**PROBLEM SET:**
(1) Render the sentence "The core function of an epilogue is to write data to gmem." from the GEMM epilogue post into Spanish.
(2) From the GEMM epilogue post, output the passage that begins at the words "15 Jun, 2026" and stops after the words "to global memory.", preserving it verbatim.

**PAGE EXCERPT:**
☆ ☆ ☆ ☆ ☆

Gemm Epilogue

15 Jun, 2026

Introduction

The core function of an epilogue is to write data to gmem. The accumulator values sit in registers in the layout chosen by wgmma, but the final output needs to land in global memory as a normal (M, N) tensor, usually in a different dtype. In this post, we’ll look at the machinery that bridges these worlds, including retiled accumulator fragments, stmatrix stores into shared memory, and TMA stores from shared memory back to global memory.

Storing data

The main function of a gemm epilogue is to correctly store our output tile data. But as we spoke about in a previous blog, mma output accumulates in a specific subtile layout within a somewhat arbitrarily sized (M,N) output tile shape. So we'll need to convert our data to the correct layout so we can store our output correctly and potentially change the output data's datatype. Furthermore, because we'll be using TMA to store our data from smem to gmem (as opposed to storing our accumulated output directly from registers to gmem), we'll need to create the building blocks with which to do that.

To start, lets take for granted that we have built the functionality to map our wgmma accumulator layout to the final output layout that we will write to gmem with. We'll speak more to below. Let's assume we've accumulated into registers, of datatype cutlass.Float32, across our mma warps an output tile of shape (M, N) == (128, 256) and want to write back to gmem with datatype cutlass.BFloat16.

From the previous blogpost we found that developing a pipelined kernel with a certain number of k-stages allowed us to hide the latency of some TMA load behind the matrix multiplies. This staging took up around 85% of our smem capacity. As we spoke about, there's a tradeoff between k-stages and tile-shape. Not spoken about in that blogpost though, pushing your k-stage smem capacity too far may leave little room for the epilogue, especially if you writing a persistent kernel where you can't just repurpose your A or B smem storage for the epilogue.

Given that we found that supporting larger tiles supported by multiple consumer (mma) warpgroups performed the best, we're forced to tile our output and issue multiple TMA instructions per output tile. Fortunately, the same learnings from that previous blogpost can be applied here with regards to creating "depth" in our epilogue. So, lets start with how we might setup our pipeline to facilitate this.

☆ ☆ ☆ ☆ ☆

**STORED RECORDS:**
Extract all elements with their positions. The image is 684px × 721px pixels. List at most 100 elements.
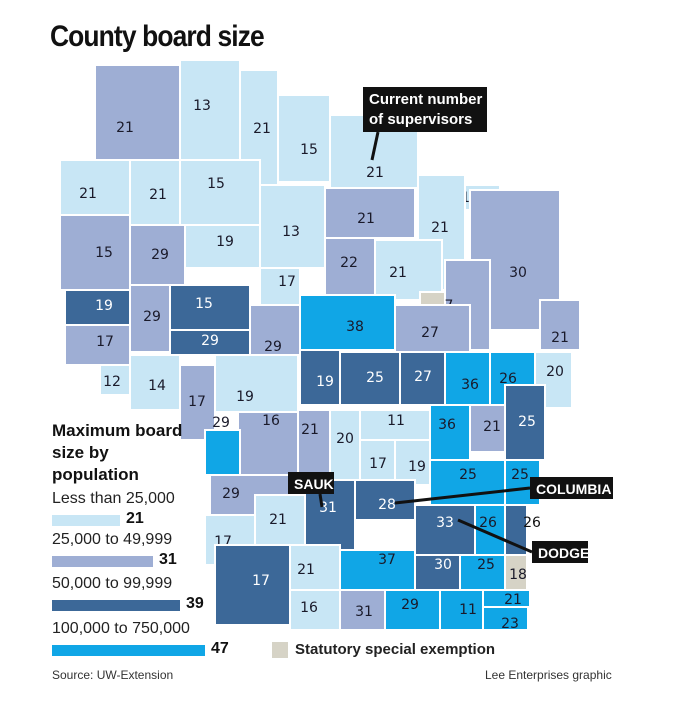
county-shape: [299, 294, 396, 351]
county-value: 17: [188, 394, 206, 410]
county-shape: [129, 284, 171, 353]
county-value: 21: [357, 211, 375, 227]
county-shape: [469, 404, 506, 453]
county-value: 15: [195, 296, 213, 312]
county-shape: [329, 409, 361, 491]
supervisors-callout-pointer: [370, 131, 380, 161]
sauk-callout-box: [288, 472, 334, 494]
sauk-callout-label: SAUK: [294, 476, 334, 492]
county-value: 21: [366, 165, 384, 181]
dodge-callout-box: [532, 541, 588, 563]
columbia-callout-label: COLUMBIA: [536, 481, 611, 497]
legend-item-label: 25,000 to 49,999: [52, 531, 173, 548]
county-shape: [324, 187, 416, 239]
county-value: 37: [378, 552, 396, 568]
county-shape: [289, 589, 341, 631]
county-value: 27: [414, 369, 432, 385]
county-shape: [204, 429, 241, 476]
county-shape: [99, 364, 131, 396]
county-shape: [179, 364, 216, 441]
exemption-label: Statutory special exemption: [295, 641, 496, 658]
county-value: 25: [511, 467, 529, 483]
county-shape: [539, 299, 581, 351]
county-value: 33: [436, 515, 454, 531]
legend-item-max: 39: [186, 595, 204, 612]
source-note: Source: UW-Extension: [52, 668, 174, 682]
county-value: 16: [262, 413, 280, 429]
county-shape: [184, 224, 261, 269]
county-value: 20: [546, 364, 564, 380]
county-value: 29: [222, 486, 240, 502]
county-value: 15: [207, 176, 225, 192]
county-shape: [482, 606, 529, 631]
columbia-callout-box: [530, 477, 613, 499]
supervisors-callout-box: [363, 87, 487, 132]
supervisors-callout-label: Current number: [369, 91, 483, 108]
legend-item-bar: [52, 600, 180, 611]
county-shape: [384, 589, 441, 631]
county-value: 21: [551, 330, 569, 346]
county-shape: [399, 351, 446, 406]
county-value: 21: [431, 220, 449, 236]
county-value: 11: [387, 413, 405, 429]
county-shape: [179, 59, 241, 161]
county-value: 20: [336, 431, 354, 447]
county-shape: [94, 64, 181, 161]
county-value: 17: [369, 456, 387, 472]
county-value: 29: [201, 333, 219, 349]
sauk-callout-pointer: [318, 493, 324, 508]
county-value: 30: [434, 557, 452, 573]
legend-heading: Maximum board size by population: [52, 421, 183, 484]
county-value: 31: [319, 500, 337, 516]
county-value: 29: [401, 597, 419, 613]
county-shape: [414, 504, 476, 556]
county-value: 21: [504, 592, 522, 608]
legend-item-max: 21: [126, 510, 144, 527]
county-value: 11: [459, 602, 477, 618]
county-value: 19: [216, 234, 234, 250]
county-value: 17: [278, 274, 296, 290]
county-value: 16: [300, 600, 318, 616]
county-value: 13: [193, 98, 211, 114]
county-value: 26: [479, 515, 497, 531]
legend-item-max: 47: [211, 640, 229, 657]
county-value: 38: [346, 319, 364, 335]
county-shape: [259, 267, 301, 306]
county-value: 23: [501, 616, 519, 632]
county-shape: [439, 589, 484, 631]
county-value: 12: [103, 374, 121, 390]
county-value: 19: [236, 389, 254, 405]
legend-item-bar: [52, 645, 205, 656]
county-shape: [129, 224, 186, 291]
credit-note: Lee Enterprises graphic: [485, 668, 612, 682]
county-value: 19: [316, 374, 334, 390]
county-value: 22: [340, 255, 358, 271]
county-shape: [59, 214, 131, 291]
county-shape: [179, 159, 261, 226]
county-value: 29: [264, 339, 282, 355]
county-shape: [129, 354, 181, 411]
county-value: 17: [96, 334, 114, 350]
county-value: 29: [212, 415, 230, 431]
county-value: 25: [366, 370, 384, 386]
county-shape: [394, 304, 471, 353]
county-value: 29: [151, 247, 169, 263]
county-value: 17: [252, 573, 270, 589]
county-value: 27: [421, 325, 439, 341]
county-value: 30: [509, 265, 527, 281]
county-value: 31: [355, 604, 373, 620]
county-value: 36: [461, 377, 479, 393]
county-value: 18: [509, 567, 527, 583]
county-value: 28: [378, 497, 396, 513]
county-value: 21: [301, 422, 319, 438]
exemption-swatch: [272, 642, 288, 658]
legend-item-label: 100,000 to 750,000: [52, 620, 190, 637]
legend-item-bar: [52, 515, 120, 526]
county-shape: [64, 324, 131, 366]
county-shape: [129, 159, 181, 226]
supervisors-callout-label: of supervisors: [369, 111, 472, 128]
county-value: 21: [297, 562, 315, 578]
county-value: 21: [116, 120, 134, 136]
county-shape: [277, 94, 331, 183]
county-value: 14: [148, 378, 166, 394]
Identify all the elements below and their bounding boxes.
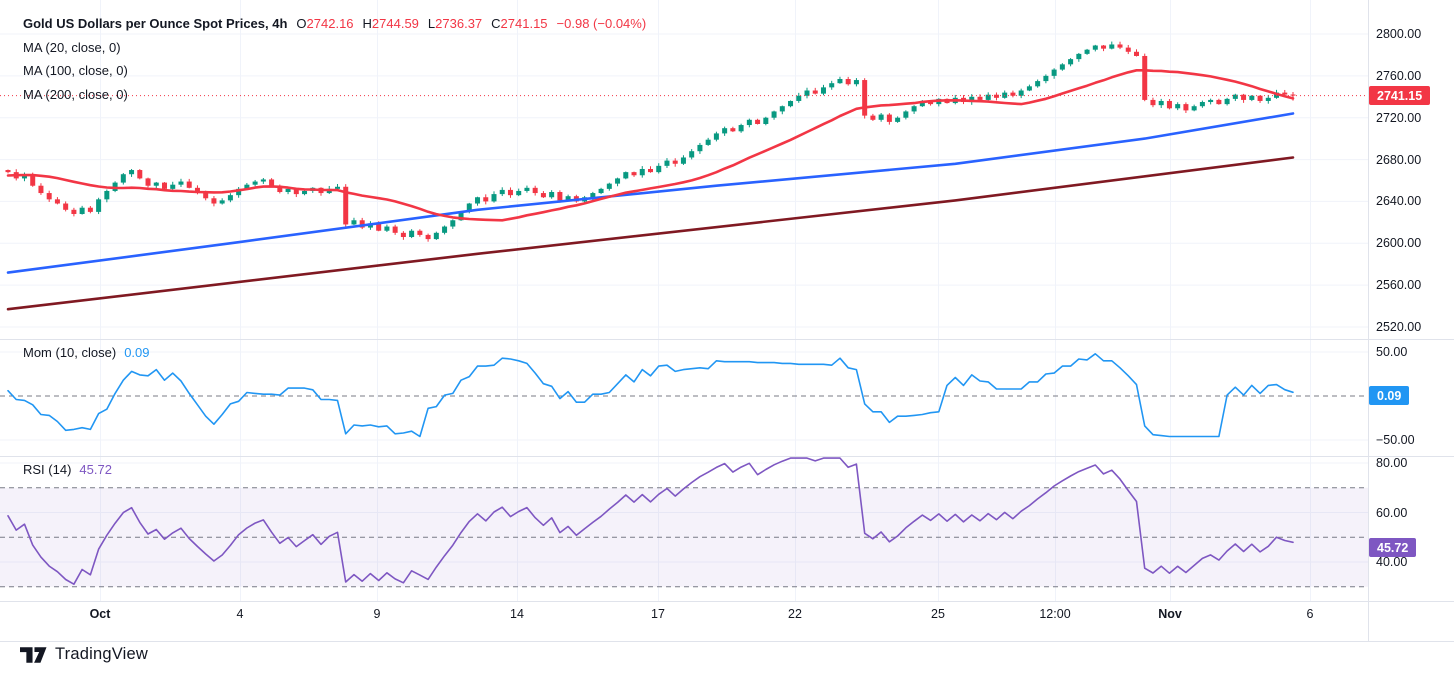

☆ ☆ ☆ ☆ ☆

**FULL SOLUTIONS:**
(1) La función principal de un epílogo es escribir datos en gmem.

(2)
15 Jun, 2026

Introduction

The core function of an epilogue is to write data to gmem. The accumulator values sit in registers in the layout chosen by wgmma, but the final output needs to land in global memory as a normal (M, N) tensor, usually in a different dtype. In this post, we’ll look at the machinery that bridges these worlds, including retiled accumulator fragments, stmatrix stores into shared memory, and TMA stores from shared memory back to global memory.